* Work to be completed *
Turn all of the lines below into a numbered list. Skip blank lines and leave the pictures out.

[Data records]
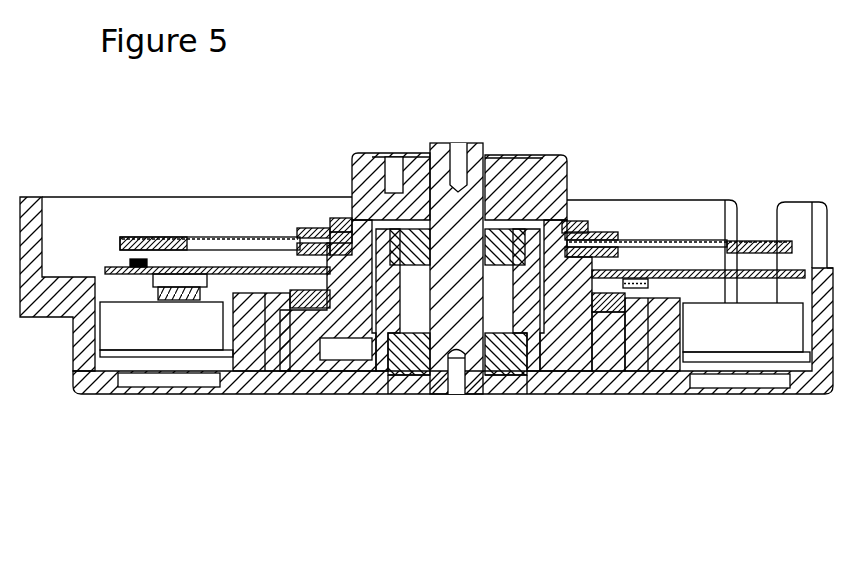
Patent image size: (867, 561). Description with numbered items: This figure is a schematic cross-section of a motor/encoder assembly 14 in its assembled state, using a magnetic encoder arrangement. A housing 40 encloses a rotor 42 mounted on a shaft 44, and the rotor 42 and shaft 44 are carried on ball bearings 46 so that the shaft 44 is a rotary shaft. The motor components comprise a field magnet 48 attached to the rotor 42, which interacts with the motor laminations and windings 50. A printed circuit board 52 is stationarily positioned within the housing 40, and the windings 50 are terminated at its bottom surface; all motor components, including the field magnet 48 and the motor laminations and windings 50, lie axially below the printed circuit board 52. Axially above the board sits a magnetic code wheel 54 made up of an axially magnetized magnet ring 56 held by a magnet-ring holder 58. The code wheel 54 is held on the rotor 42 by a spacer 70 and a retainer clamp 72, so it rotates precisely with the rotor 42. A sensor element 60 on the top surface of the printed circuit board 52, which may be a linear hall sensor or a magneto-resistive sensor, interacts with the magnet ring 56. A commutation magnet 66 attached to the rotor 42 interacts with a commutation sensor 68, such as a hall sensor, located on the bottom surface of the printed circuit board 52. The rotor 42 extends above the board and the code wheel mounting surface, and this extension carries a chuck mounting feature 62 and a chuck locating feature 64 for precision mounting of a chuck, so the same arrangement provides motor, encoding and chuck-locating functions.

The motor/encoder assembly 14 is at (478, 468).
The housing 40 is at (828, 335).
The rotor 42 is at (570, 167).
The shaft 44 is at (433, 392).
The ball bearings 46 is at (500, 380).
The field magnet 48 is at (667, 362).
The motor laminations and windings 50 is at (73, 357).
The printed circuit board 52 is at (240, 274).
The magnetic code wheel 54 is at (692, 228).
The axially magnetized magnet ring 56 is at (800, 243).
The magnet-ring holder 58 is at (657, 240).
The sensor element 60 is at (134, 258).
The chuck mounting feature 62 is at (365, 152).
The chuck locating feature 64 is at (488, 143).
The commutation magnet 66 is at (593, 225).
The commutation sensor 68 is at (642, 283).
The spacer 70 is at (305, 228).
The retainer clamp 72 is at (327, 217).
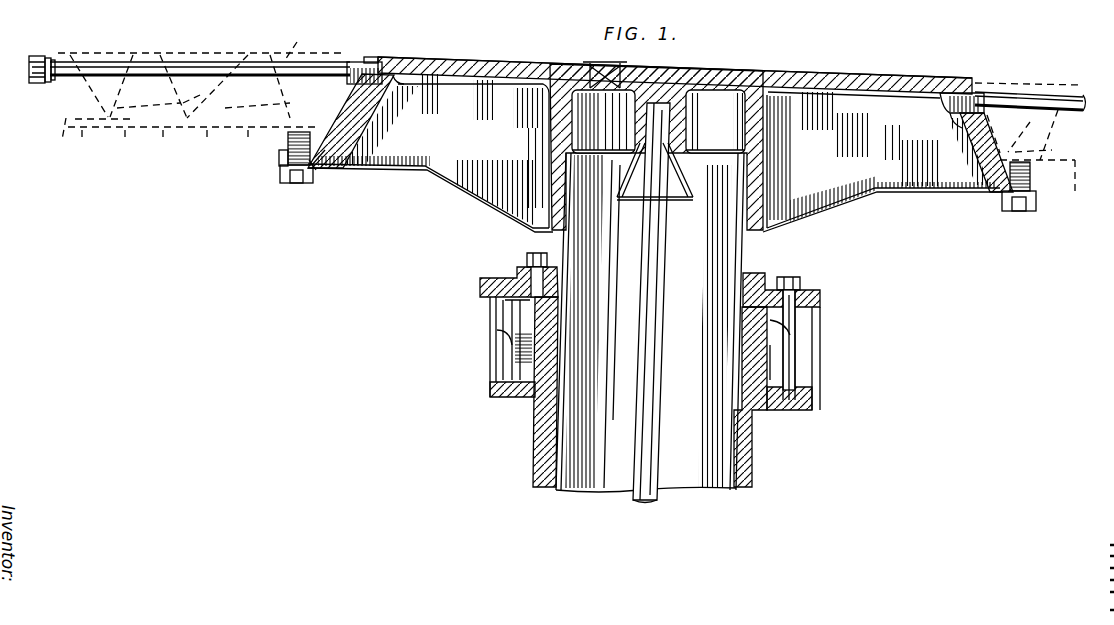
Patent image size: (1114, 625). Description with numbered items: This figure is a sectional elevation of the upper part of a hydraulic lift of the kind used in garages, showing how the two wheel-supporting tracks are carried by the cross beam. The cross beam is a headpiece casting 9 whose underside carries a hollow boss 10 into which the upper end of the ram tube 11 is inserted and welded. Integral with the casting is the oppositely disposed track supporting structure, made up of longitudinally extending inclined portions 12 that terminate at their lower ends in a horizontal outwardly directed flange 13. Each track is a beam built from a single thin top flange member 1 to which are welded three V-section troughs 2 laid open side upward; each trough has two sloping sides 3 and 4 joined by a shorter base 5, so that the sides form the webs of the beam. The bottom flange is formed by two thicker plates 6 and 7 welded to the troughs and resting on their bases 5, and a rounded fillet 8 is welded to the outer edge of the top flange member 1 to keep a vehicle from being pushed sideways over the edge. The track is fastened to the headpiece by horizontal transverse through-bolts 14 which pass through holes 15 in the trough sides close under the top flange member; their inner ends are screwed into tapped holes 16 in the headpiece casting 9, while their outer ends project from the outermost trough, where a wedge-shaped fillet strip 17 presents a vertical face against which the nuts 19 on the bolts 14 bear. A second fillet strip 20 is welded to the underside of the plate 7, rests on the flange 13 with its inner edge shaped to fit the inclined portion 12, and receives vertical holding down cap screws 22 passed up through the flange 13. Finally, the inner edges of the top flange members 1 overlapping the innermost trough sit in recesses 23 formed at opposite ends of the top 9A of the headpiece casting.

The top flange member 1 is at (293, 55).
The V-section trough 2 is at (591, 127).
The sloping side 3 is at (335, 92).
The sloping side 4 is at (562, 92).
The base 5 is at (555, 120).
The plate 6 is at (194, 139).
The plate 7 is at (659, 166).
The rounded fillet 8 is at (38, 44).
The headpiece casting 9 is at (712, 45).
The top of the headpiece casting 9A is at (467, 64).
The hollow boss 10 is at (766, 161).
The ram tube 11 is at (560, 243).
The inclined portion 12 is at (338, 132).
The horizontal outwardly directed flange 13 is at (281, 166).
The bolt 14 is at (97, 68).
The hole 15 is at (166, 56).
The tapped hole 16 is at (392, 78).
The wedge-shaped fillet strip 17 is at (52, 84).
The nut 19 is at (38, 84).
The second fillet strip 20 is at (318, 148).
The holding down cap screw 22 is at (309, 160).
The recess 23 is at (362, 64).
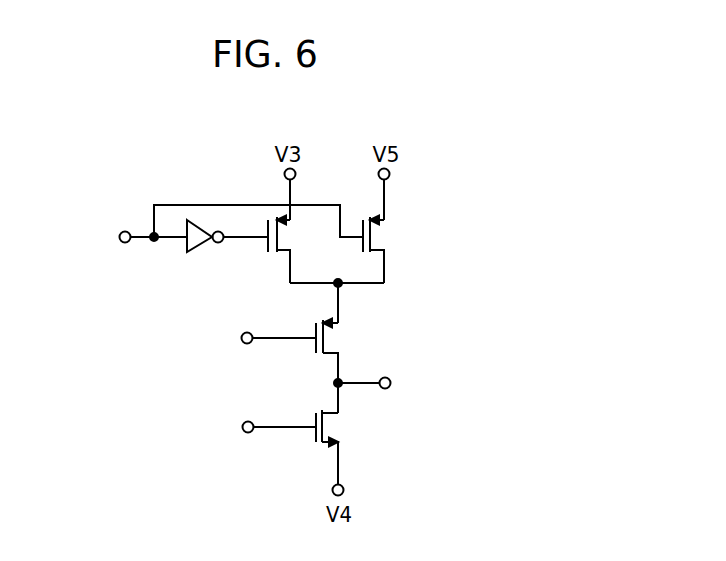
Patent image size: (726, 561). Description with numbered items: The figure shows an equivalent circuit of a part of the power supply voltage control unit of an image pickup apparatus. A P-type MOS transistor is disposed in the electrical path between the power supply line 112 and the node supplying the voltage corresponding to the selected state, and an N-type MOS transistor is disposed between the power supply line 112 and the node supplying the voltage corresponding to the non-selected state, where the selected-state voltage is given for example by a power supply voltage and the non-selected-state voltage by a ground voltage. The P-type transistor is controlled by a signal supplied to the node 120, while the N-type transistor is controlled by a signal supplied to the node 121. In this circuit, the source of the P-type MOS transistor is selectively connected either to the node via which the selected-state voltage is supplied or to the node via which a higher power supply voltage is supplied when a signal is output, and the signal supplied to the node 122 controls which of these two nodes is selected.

* Correct response *
1. Patent image size: (867, 561). Description with numbered items: This figure is a schematic cross-section of a motor/encoder assembly 14 in its assembled state, using a magnetic encoder arrangement. A housing 40 encloses a rotor 42 mounted on a shaft 44, and the rotor 42 and shaft 44 are carried on ball bearings 46 so that the shaft 44 is a rotary shaft. The motor components comprise a field magnet 48 attached to the rotor 42, which interacts with the motor laminations and windings 50. A printed circuit board 52 is stationarily positioned within the housing 40, and the windings 50 are terminated at its bottom surface; all motor components, including the field magnet 48 and the motor laminations and windings 50, lie axially below the printed circuit board 52. Axially above the board sits a magnetic code wheel 54 made up of an axially magnetized magnet ring 56 held by a magnet-ring holder 58. The code wheel 54 is held on the rotor 42 by a spacer 70 and a retainer clamp 72, so it rotates precisely with the rotor 42. A sensor element 60 on the top surface of the printed circuit board 52, which may be a linear hall sensor or a magneto-resistive sensor, interacts with the magnet ring 56. A commutation magnet 66 attached to the rotor 42 interacts with a commutation sensor 68, such as a hall sensor, located on the bottom surface of the printed circuit board 52. The rotor 42 extends above the board and the code wheel mounting surface, and this extension carries a chuck mounting feature 62 and a chuck locating feature 64 for precision mounting of a chuck, so the same arrangement provides motor, encoding and chuck-locating functions.
2. The motor/encoder assembly 14 is at (478, 468).
3. The housing 40 is at (828, 335).
4. The rotor 42 is at (570, 167).
5. The shaft 44 is at (433, 392).
6. The ball bearings 46 is at (500, 380).
7. The field magnet 48 is at (667, 362).
8. The motor laminations and windings 50 is at (73, 357).
9. The printed circuit board 52 is at (240, 274).
10. The magnetic code wheel 54 is at (692, 228).
11. The axially magnetized magnet ring 56 is at (800, 243).
12. The magnet-ring holder 58 is at (657, 240).
13. The sensor element 60 is at (134, 258).
14. The chuck mounting feature 62 is at (365, 152).
15. The chuck locating feature 64 is at (488, 143).
16. The commutation magnet 66 is at (593, 225).
17. The commutation sensor 68 is at (642, 283).
18. The spacer 70 is at (305, 228).
19. The retainer clamp 72 is at (327, 217).
20. Patent image size: (1114, 625). Description with numbered items: This figure is a sectional elevation of the upper part of a hydraulic lift of the kind used in garages, showing how the two wheel-supporting tracks are carried by the cross beam. The cross beam is a headpiece casting 9 whose underside carries a hollow boss 10 into which the upper end of the ram tube 11 is inserted and welded. Integral with the casting is the oppositely disposed track supporting structure, made up of longitudinally extending inclined portions 12 that terminate at their lower ends in a horizontal outwardly directed flange 13. Each track is a beam built from a single thin top flange member 1 to which are welded three V-section troughs 2 laid open side upward; each trough has two sloping sides 3 and 4 joined by a shorter base 5, so that the sides form the webs of the beam. The bottom flange is formed by two thicker plates 6 and 7 welded to the troughs and resting on their bases 5, and a rounded fillet 8 is welded to the outer edge of the top flange member 1 to keep a vehicle from being pushed sideways over the edge. The track is fastened to the headpiece by horizontal transverse through-bolts 14 which pass through holes 15 in the trough sides close under the top flange member; their inner ends are screwed into tapped holes 16 in the headpiece casting 9, while their outer ends project from the outermost trough, where a wedge-shaped fillet strip 17 presents a vertical face against which the nuts 19 on the bolts 14 bear. A second fillet strip 20 is welded to the underside of the plate 7, rests on the flange 13 with its inner edge shaped to fit the inclined portion 12, and receives vertical holding down cap screws 22 passed up through the flange 13. Finally, the inner edges of the top flange members 1 overlapping the innermost trough sit in recesses 23 formed at opposite ends of the top 9A of the headpiece casting.
21. The top flange member 1 is at (293, 55).
22. The V-section trough 2 is at (591, 127).
23. The sloping side 3 is at (335, 92).
24. The sloping side 4 is at (562, 92).
25. The base 5 is at (555, 120).
26. The plate 6 is at (194, 139).
27. The plate 7 is at (659, 166).
28. The rounded fillet 8 is at (38, 44).
29. The headpiece casting 9 is at (712, 45).
30. The top of the headpiece casting 9A is at (467, 64).
31. The hollow boss 10 is at (766, 161).
32. The ram tube 11 is at (560, 243).
33. The inclined portion 12 is at (338, 132).
34. The horizontal outwardly directed flange 13 is at (281, 166).
35. The bolt 14 is at (97, 68).
36. The hole 15 is at (166, 56).
37. The tapped hole 16 is at (392, 78).
38. The wedge-shaped fillet strip 17 is at (52, 84).
39. The nut 19 is at (38, 84).
40. The second fillet strip 20 is at (318, 148).
41. The holding down cap screw 22 is at (309, 160).
42. The recess 23 is at (362, 64).
43. Patent image size: (726, 561). Description with numbered items: The figure shows an equivalent circuit of a part of the power supply voltage control unit of an image pickup apparatus. A P-type MOS transistor is disposed in the electrical path between the power supply line 112 and the node supplying the voltage corresponding to the selected state, and an N-type MOS transistor is disposed between the power supply line 112 and the node supplying the voltage corresponding to the non-selected state, where the selected-state voltage is given for example by a power supply voltage and the non-selected-state voltage by a ground voltage. The P-type transistor is controlled by a signal supplied to the node 120, while the N-type transistor is controlled by a signal supplied to the node 121. In this circuit, the source of the P-type MOS transistor is selectively connected either to the node via which the selected-state voltage is supplied or to the node via which a higher power supply voltage is supplied when a signal is output, and the signal supplied to the node 122 controls which of these two nodes is selected.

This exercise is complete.